→ **Fragmento del documento**:
┌────────
Deje de permitir que los humos de soldadura destruyan sus lámparas IR Si trabaja con lámparas infrarrojas en entornos de soldadura, ya conoce ese problema: el humo y la suciedad. El problema es que cuando el humo de soldadura se deposita sobre el vidrio de cuarzo, no solo lo hace parecer sucio, sino que también crea puntos calientes intensos. Esos puntos calientes sobrecargan el vidrio hasta que finalmente se rompe, o bien bloquean completamente el calor. Entonces, se ve obligado a aumentar la potencia para poder seguir trabajando, lo que acelera el desgaste del filamento. Es un círculo vicioso.
└────────
→ **Preguntas del material**:
1/ En el fragmento sobre lámparas IR y humos de soldadura, ¿qué se forma cuando el humo de soldadura se deposita sobre el vidrio de cuarzo, además de hacerlo parecer sucio?
2/ Prosiga el fragmento sobre lámparas IR y humos de soldadura a partir de su última oración.
Los registros proceden de una fuente distinta.

→ **Registros proporcionados**:
┌────────
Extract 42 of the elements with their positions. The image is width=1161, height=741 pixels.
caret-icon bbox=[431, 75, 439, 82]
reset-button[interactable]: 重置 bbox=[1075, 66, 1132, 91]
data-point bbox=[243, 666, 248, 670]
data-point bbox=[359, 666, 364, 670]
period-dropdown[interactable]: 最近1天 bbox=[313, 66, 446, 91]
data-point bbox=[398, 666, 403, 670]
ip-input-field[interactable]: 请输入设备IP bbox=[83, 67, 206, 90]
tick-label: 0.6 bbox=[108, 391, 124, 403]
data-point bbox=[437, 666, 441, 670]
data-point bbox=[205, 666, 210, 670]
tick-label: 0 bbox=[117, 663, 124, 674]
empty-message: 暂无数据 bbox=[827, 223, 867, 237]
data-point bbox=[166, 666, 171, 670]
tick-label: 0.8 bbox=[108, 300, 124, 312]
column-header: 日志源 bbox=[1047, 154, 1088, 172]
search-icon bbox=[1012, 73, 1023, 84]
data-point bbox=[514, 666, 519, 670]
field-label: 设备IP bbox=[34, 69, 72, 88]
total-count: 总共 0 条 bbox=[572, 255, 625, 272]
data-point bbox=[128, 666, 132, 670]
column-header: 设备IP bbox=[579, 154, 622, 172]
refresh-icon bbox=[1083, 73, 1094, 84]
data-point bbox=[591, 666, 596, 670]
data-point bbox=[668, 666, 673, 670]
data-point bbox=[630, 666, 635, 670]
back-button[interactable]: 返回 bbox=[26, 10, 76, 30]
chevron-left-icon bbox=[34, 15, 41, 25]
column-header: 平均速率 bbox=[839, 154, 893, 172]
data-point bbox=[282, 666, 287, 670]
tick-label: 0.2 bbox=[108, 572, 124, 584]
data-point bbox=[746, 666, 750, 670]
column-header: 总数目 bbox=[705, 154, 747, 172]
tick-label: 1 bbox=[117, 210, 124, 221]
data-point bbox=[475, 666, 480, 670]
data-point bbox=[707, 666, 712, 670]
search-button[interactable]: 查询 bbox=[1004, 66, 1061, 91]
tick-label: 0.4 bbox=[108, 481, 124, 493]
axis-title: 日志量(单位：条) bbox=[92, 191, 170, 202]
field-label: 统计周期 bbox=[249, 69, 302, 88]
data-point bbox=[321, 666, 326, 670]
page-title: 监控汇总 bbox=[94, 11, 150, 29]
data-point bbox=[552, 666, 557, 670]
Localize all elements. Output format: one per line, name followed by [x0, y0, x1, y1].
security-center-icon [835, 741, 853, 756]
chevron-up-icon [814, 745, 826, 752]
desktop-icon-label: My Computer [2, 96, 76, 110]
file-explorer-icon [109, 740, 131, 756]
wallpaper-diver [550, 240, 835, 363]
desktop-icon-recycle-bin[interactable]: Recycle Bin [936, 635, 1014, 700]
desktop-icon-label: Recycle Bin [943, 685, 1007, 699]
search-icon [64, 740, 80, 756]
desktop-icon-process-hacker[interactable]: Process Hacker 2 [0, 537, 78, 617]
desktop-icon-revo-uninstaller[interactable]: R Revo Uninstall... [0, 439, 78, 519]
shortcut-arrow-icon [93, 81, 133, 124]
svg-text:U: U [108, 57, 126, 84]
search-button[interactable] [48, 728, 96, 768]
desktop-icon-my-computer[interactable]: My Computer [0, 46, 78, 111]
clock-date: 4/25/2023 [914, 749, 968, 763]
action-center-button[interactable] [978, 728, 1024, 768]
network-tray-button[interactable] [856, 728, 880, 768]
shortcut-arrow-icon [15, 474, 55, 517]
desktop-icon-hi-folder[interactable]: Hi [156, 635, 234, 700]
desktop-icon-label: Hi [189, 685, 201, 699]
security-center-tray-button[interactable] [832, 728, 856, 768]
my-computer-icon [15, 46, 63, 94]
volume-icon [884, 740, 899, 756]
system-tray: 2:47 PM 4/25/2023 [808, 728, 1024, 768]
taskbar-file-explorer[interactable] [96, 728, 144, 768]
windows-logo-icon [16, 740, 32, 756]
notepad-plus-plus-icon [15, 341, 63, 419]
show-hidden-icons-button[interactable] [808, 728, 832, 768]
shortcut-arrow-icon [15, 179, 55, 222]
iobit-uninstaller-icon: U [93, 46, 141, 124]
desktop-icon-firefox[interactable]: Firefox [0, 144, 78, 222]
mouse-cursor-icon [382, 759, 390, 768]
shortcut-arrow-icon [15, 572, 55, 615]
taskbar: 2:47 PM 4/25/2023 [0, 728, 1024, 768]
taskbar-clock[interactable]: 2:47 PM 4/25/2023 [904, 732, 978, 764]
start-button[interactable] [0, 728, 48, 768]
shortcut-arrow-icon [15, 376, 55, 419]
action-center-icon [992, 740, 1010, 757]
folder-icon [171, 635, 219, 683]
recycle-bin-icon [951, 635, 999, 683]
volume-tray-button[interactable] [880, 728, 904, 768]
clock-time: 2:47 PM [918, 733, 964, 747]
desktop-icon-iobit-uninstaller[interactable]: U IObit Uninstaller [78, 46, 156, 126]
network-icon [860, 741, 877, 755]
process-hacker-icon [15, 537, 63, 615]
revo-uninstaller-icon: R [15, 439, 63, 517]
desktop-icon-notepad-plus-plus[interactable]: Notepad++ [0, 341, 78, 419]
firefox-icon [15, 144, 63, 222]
└────────
→ **Respuestas del ejercicio**:
1/ Puntos calientes intensos.

2/
La solución: la cortina de aire Para resolver este problema, utilizamos algo llamado cortina de aire. Piense en ella como un escudo invisible. En lugar de dejar que la lámpara esté expuesta al caos del taller, podemos enviar un flujo constante de aire filtrado directamente sobre la superficie del elemento calefactor. Es sencillo: el aire empuja los humos y las partículas antes de que tengan tiempo de tocar el vidrio.
La desventaja (porque siempre hay alguna) Bueno, esto no es una solución mágica “conectar y listo”. Añade algo de volumen a su instalación. Necesitará un soplador potente y un buen filtro. También tenga cuidado: si el suministro de aire está sucio, en realidad está dañando sus propias lámparas. Además, debe ajustar correctamente la velocidad del aire. Si lo hace demasiado fuerte, expulsará el calor del objeto que está trabajando, lo que reducirá su eficiencia. Lo ideal es tener un flujo de aire constante que proteja el vidrio sin refrigerar demasiado la zona de soldadura.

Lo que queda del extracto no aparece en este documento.